Data items
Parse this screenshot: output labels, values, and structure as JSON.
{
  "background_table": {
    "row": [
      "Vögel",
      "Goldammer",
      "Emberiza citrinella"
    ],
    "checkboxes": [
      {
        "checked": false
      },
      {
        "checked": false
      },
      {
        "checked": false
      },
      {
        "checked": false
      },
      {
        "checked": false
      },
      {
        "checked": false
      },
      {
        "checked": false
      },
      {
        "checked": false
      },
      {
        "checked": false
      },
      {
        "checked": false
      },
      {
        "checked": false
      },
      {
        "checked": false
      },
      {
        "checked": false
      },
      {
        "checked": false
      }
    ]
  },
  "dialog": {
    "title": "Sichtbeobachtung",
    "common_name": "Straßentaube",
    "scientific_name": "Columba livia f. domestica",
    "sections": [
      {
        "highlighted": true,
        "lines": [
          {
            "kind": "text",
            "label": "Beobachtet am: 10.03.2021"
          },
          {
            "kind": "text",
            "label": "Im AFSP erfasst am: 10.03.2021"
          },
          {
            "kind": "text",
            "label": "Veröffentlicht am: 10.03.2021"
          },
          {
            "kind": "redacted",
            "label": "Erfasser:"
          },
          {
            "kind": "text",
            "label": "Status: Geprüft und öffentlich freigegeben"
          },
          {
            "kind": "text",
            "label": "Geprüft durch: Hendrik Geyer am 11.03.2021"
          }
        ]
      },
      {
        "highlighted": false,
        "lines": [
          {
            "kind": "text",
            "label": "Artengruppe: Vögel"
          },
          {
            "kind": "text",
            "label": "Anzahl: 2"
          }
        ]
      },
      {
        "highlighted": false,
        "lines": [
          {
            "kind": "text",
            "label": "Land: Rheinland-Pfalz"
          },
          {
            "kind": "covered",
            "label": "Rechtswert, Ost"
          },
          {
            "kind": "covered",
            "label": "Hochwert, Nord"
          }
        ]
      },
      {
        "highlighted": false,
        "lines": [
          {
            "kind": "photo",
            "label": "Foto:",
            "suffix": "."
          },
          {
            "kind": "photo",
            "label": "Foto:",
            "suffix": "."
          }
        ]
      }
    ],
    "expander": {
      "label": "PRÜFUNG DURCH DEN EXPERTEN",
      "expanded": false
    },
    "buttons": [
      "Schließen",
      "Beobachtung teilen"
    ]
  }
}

Required task
Provide all the records again, word for word.

The reply
Parse this screenshot: output labels, values, and structure as JSON.
{
  "background_table": {
    "row": [
      "Vögel",
      "Goldammer",
      "Emberiza citrinella"
    ],
    "checkboxes": [
      {
        "checked": false
      },
      {
        "checked": false
      },
      {
        "checked": false
      },
      {
        "checked": false
      },
      {
        "checked": false
      },
      {
        "checked": false
      },
      {
        "checked": false
      },
      {
        "checked": false
      },
      {
        "checked": false
      },
      {
        "checked": false
      },
      {
        "checked": false
      },
      {
        "checked": false
      },
      {
        "checked": false
      },
      {
        "checked": false
      }
    ]
  },
  "dialog": {
    "title": "Sichtbeobachtung",
    "common_name": "Straßentaube",
    "scientific_name": "Columba livia f. domestica",
    "sections": [
      {
        "highlighted": true,
        "lines": [
          {
            "kind": "text",
            "label": "Beobachtet am: 10.03.2021"
          },
          {
            "kind": "text",
            "label": "Im AFSP erfasst am: 10.03.2021"
          },
          {
            "kind": "text",
            "label": "Veröffentlicht am: 10.03.2021"
          },
          {
            "kind": "redacted",
            "label": "Erfasser:"
          },
          {
            "kind": "text",
            "label": "Status: Geprüft und öffentlich freigegeben"
          },
          {
            "kind": "text",
            "label": "Geprüft durch: Hendrik Geyer am 11.03.2021"
          }
        ]
      },
      {
        "highlighted": false,
        "lines": [
          {
            "kind": "text",
            "label": "Artengruppe: Vögel"
          },
          {
            "kind": "text",
            "label": "Anzahl: 2"
          }
        ]
      },
      {
        "highlighted": false,
        "lines": [
          {
            "kind": "text",
            "label": "Land: Rheinland-Pfalz"
          },
          {
            "kind": "covered",
            "label": "Rechtswert, Ost"
          },
          {
            "kind": "covered",
            "label": "Hochwert, Nord"
          }
        ]
      },
      {
        "highlighted": false,
        "lines": [
          {
            "kind": "photo",
            "label": "Foto:",
            "suffix": "."
          },
          {
            "kind": "photo",
            "label": "Foto:",
            "suffix": "."
          }
        ]
      }
    ],
    "expander": {
      "label": "PRÜFUNG DURCH DEN EXPERTEN",
      "expanded": false
    },
    "buttons": [
      "Schließen",
      "Beobachtung teilen"
    ]
  }
}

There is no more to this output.